┌──

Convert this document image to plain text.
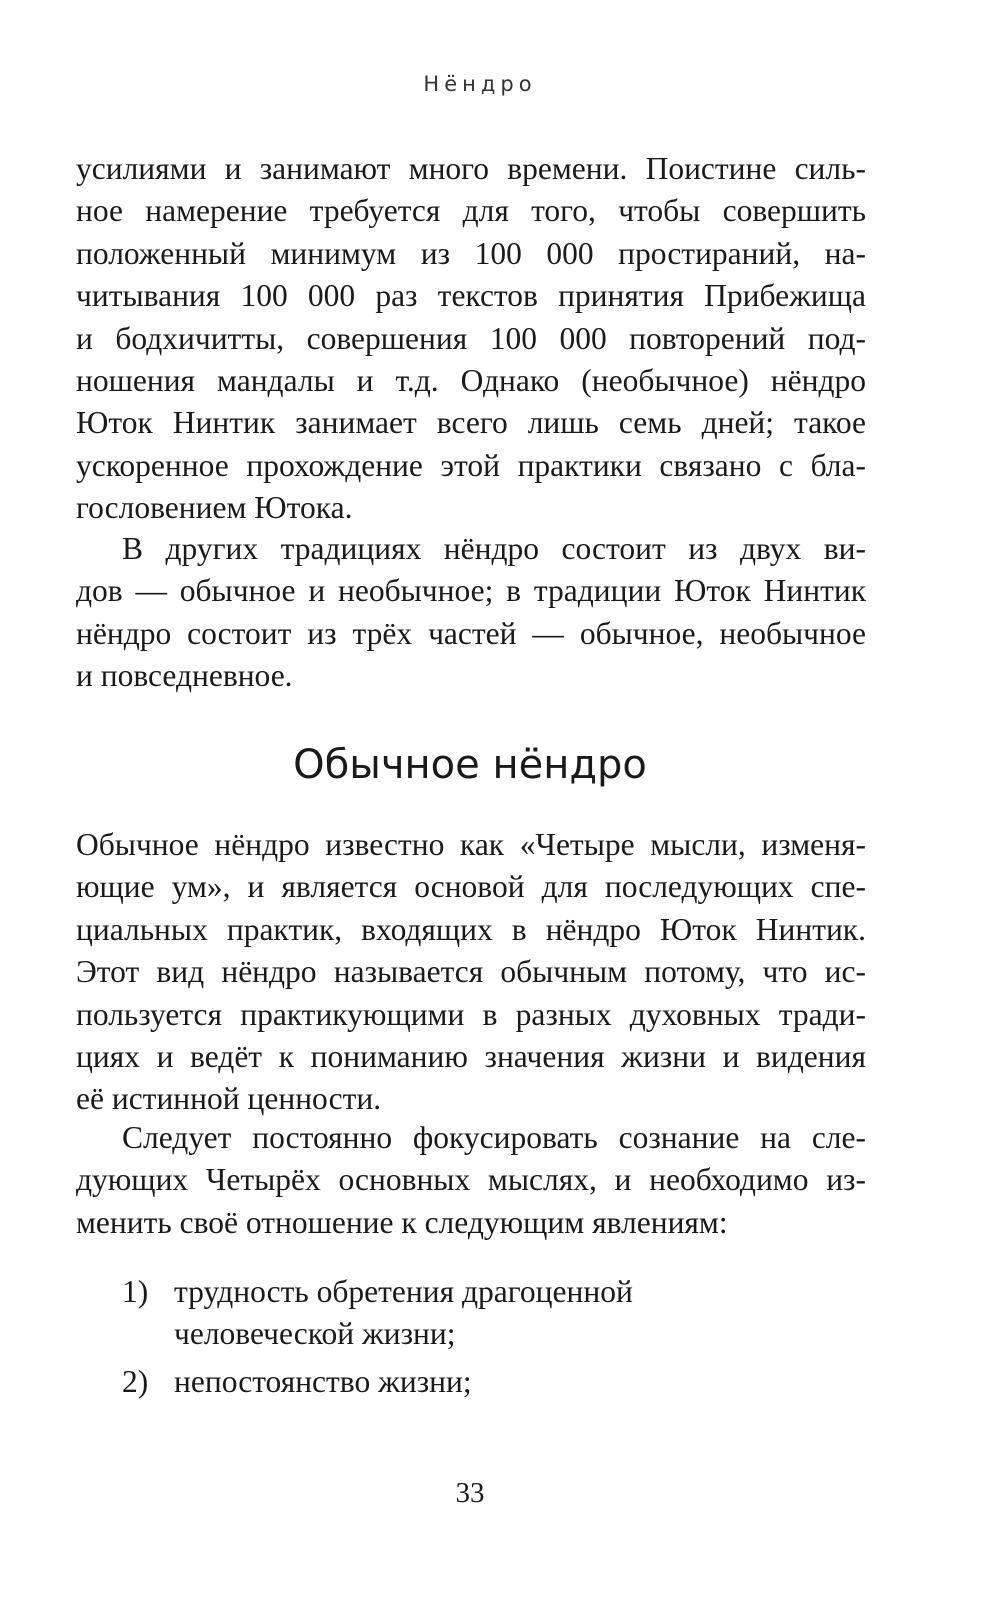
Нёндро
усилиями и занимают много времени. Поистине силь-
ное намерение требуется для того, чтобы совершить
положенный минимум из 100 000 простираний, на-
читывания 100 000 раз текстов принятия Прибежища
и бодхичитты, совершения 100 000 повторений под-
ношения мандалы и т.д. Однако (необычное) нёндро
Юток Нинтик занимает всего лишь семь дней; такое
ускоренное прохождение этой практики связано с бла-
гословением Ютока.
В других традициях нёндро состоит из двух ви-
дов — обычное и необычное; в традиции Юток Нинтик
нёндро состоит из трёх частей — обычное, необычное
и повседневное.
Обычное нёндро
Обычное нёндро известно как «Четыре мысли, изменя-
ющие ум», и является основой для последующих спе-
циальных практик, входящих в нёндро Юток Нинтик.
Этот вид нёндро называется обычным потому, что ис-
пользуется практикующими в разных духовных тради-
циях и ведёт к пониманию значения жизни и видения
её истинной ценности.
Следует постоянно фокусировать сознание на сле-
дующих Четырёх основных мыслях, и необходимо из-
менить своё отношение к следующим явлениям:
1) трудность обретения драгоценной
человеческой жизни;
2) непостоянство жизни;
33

└──
┌──

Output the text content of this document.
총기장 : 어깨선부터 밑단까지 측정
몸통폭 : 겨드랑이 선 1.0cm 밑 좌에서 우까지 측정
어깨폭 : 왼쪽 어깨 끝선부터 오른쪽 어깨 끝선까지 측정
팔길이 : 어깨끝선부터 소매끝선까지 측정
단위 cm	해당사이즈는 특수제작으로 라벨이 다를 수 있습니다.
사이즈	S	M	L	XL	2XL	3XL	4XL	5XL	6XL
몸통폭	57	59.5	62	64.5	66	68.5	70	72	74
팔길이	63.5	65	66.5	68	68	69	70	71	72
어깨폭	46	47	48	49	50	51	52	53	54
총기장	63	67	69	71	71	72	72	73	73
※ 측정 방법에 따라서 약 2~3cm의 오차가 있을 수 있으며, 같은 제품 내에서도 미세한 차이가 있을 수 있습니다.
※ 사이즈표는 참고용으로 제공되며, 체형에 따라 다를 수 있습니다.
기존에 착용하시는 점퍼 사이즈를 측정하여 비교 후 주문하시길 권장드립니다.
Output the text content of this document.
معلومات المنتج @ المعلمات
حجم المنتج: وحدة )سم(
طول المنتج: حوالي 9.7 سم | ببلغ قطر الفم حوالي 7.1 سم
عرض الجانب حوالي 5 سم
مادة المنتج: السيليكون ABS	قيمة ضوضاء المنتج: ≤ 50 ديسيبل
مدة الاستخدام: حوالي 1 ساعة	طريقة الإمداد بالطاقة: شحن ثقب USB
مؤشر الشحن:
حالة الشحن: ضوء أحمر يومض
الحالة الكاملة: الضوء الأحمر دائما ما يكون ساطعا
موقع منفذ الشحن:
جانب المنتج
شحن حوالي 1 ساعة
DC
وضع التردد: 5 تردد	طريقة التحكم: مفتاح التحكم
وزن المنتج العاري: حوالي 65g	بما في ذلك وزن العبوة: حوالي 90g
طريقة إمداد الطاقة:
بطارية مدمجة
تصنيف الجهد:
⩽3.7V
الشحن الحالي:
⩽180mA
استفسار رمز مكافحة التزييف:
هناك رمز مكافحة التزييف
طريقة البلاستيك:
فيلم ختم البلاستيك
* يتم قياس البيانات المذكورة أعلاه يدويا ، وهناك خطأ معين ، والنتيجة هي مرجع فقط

└──
┌──

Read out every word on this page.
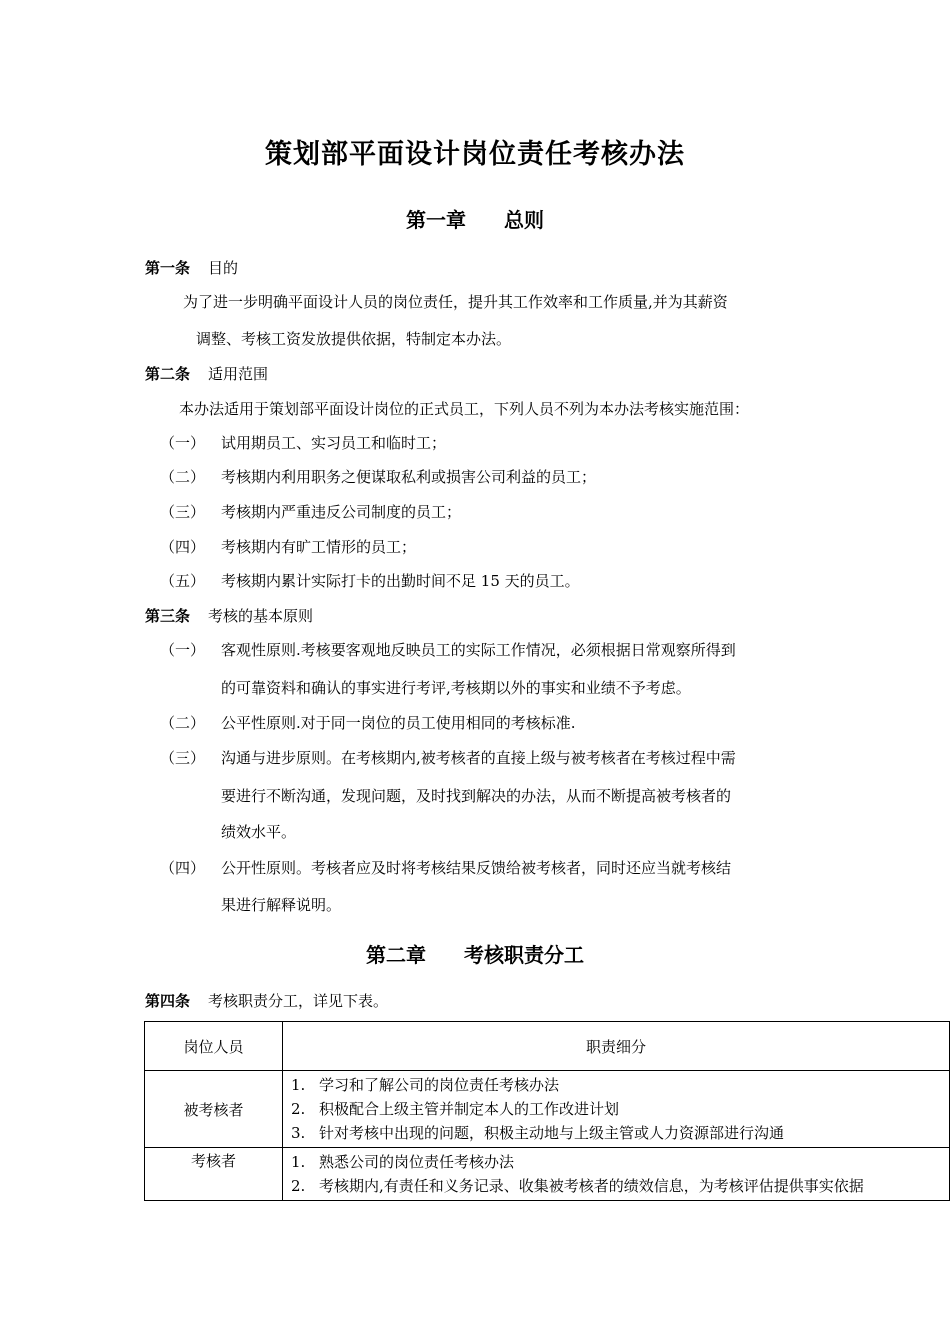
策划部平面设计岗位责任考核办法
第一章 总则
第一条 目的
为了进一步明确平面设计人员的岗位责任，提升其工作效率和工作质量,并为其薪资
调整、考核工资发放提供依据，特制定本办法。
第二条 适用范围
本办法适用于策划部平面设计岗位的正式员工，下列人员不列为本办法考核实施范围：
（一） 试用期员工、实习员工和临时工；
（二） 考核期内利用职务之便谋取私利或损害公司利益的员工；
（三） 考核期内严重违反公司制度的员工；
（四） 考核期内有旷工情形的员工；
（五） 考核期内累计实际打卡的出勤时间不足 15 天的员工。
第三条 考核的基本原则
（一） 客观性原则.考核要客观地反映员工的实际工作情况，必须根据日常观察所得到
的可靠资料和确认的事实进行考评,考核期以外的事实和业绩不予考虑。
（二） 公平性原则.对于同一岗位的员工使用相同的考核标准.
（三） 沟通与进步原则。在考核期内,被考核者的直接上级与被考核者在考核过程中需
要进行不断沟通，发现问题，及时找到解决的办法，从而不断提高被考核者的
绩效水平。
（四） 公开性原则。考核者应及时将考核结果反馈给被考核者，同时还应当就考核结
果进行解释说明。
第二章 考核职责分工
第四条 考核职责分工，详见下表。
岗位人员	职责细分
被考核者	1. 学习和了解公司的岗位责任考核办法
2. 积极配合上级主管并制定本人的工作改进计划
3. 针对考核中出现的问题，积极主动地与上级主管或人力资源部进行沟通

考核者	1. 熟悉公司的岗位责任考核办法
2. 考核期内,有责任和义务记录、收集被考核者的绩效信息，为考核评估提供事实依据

└──

Select the lines from the entries that include the word "необычное".

ношения мандалы и т.д. Однако (необычное) нёндро
дов — обычное и необычное; в традиции Юток Нинтик
нёндро состоит из трёх частей — обычное, необычное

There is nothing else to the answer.